**What the exercise asks**
Copy out the entries in full and with complete accuracy; pictures are excluded.

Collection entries
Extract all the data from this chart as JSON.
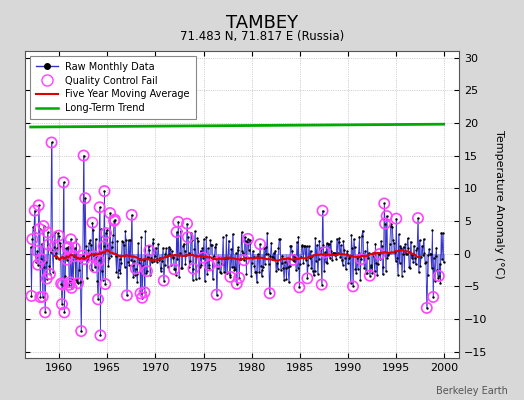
{
  "title": "TAMBEY",
  "subtitle": "71.483 N, 71.817 E (Russia)",
  "ylabel": "Temperature Anomaly (°C)",
  "credit": "Berkeley Earth",
  "xlim": [
    1956.5,
    2001.5
  ],
  "ylim": [
    -16,
    31
  ],
  "yticks": [
    -15,
    -10,
    -5,
    0,
    5,
    10,
    15,
    20,
    25,
    30
  ],
  "xticks": [
    1960,
    1965,
    1970,
    1975,
    1980,
    1985,
    1990,
    1995,
    2000
  ],
  "fig_bg_color": "#d8d8d8",
  "plot_bg_color": "#ffffff",
  "line_color": "#3333cc",
  "stem_color": "#6666dd",
  "ma_color": "#dd0000",
  "trend_color": "#00aa00",
  "qc_color": "#ff44ff",
  "dot_color": "#000000",
  "seed": 17
}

**Correct response**
Extract all the data from this chart as JSON.
{
  "title": "TAMBEY",
  "subtitle": "71.483 N, 71.817 E (Russia)",
  "ylabel": "Temperature Anomaly (°C)",
  "credit": "Berkeley Earth",
  "xlim": [
    1956.5,
    2001.5
  ],
  "ylim": [
    -16,
    31
  ],
  "yticks": [
    -15,
    -10,
    -5,
    0,
    5,
    10,
    15,
    20,
    25,
    30
  ],
  "xticks": [
    1960,
    1965,
    1970,
    1975,
    1980,
    1985,
    1990,
    1995,
    2000
  ],
  "fig_bg_color": "#d8d8d8",
  "plot_bg_color": "#ffffff",
  "line_color": "#3333cc",
  "stem_color": "#6666dd",
  "ma_color": "#dd0000",
  "trend_color": "#00aa00",
  "qc_color": "#ff44ff",
  "dot_color": "#000000",
  "seed": 17
}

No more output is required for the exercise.